__TASK DIRECTIONS__:
Copy out every line that contains "وهذا".

__MATERIAL__:
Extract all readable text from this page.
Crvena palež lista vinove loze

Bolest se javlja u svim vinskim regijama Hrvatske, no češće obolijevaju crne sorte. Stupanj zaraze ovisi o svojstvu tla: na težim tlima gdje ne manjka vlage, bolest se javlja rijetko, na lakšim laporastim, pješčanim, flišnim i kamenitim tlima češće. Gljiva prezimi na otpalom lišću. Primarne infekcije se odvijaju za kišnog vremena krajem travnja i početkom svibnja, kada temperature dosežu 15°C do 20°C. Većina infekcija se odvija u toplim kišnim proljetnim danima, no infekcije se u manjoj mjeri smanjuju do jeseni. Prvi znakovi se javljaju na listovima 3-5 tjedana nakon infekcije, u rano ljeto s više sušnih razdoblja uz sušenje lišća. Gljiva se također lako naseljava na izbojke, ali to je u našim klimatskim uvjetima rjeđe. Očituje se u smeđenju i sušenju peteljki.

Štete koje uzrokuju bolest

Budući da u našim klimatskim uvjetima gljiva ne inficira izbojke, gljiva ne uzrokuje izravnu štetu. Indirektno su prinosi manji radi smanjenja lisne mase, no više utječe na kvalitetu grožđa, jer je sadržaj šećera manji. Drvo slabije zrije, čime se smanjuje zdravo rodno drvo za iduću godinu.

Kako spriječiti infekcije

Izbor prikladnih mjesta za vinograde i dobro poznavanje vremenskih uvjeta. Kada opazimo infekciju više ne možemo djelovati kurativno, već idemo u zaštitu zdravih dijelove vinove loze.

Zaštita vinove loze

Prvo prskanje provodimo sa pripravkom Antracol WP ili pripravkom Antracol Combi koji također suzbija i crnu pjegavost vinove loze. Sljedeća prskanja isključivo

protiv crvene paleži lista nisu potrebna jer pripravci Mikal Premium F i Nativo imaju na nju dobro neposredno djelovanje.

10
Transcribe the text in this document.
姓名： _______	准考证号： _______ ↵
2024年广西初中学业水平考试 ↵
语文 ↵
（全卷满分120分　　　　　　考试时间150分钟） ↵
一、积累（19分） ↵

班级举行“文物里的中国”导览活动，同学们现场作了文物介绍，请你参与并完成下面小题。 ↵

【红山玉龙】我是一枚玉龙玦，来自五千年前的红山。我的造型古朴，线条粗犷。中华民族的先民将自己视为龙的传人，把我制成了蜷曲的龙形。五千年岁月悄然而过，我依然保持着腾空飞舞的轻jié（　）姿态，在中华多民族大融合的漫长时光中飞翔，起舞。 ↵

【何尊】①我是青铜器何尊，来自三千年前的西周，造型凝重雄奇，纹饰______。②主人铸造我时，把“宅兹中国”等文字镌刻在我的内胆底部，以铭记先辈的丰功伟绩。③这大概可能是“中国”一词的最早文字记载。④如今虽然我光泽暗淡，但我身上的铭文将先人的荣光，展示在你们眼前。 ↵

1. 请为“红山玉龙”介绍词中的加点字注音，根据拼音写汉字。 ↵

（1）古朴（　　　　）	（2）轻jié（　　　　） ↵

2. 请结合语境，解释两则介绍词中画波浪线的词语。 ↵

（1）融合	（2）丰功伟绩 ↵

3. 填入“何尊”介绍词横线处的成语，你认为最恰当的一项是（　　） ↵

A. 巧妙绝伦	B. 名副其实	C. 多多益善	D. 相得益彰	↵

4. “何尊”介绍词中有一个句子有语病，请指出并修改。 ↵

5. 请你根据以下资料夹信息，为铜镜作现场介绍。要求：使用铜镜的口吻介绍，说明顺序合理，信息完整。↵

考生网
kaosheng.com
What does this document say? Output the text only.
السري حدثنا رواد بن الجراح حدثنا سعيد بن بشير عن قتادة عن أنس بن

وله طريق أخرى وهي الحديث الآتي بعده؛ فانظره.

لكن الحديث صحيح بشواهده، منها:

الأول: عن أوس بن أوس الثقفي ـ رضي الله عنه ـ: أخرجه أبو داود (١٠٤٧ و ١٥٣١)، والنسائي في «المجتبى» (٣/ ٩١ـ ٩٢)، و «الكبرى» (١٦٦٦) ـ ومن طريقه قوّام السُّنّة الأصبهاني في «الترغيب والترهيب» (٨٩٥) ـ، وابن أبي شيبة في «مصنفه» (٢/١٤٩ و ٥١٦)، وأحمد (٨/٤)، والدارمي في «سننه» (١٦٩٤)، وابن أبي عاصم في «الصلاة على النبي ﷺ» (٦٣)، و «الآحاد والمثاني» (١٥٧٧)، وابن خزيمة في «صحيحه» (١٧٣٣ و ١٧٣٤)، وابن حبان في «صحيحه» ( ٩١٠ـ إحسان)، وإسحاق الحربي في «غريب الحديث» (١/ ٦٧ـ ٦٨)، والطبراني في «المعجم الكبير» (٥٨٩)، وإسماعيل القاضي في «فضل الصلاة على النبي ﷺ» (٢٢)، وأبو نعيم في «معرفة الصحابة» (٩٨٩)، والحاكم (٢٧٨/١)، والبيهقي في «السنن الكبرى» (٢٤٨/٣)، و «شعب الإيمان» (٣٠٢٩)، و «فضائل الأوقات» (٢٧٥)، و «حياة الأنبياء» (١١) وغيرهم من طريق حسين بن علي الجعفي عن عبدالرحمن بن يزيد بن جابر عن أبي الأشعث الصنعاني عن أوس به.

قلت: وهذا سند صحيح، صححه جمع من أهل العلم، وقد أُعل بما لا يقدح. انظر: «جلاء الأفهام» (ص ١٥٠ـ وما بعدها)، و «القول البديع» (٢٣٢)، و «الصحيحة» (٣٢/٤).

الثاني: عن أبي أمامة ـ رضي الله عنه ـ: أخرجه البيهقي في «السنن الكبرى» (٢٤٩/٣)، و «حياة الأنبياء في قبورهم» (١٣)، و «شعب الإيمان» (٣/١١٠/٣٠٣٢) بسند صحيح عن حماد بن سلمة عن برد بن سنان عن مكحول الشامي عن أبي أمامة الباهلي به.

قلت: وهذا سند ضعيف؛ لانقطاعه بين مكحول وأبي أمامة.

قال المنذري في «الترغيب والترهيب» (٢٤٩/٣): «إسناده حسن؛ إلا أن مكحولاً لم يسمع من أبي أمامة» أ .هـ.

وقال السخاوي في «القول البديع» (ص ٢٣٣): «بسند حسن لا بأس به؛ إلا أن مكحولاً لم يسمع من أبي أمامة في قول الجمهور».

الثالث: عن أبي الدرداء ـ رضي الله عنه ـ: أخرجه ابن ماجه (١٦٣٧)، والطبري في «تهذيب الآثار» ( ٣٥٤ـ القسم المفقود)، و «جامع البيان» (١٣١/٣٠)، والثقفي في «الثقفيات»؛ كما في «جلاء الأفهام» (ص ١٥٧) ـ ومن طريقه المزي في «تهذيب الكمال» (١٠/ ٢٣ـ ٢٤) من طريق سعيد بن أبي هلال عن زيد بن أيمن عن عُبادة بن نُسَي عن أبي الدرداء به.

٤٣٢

__PROBLEM SOLUTION__:
قلت: وهذا سند صحيح، صححه جمع من أهل العلم، وقد أُعل بما لا يقدح. انظر: «جلاء الأفهام» (ص ١٥٠ـ وما بعدها)، و «القول البديع» (٢٣٢)، و «الصحيحة» (٣٢/٤).
قلت: وهذا سند ضعيف؛ لانقطاعه بين مكحول وأبي أمامة.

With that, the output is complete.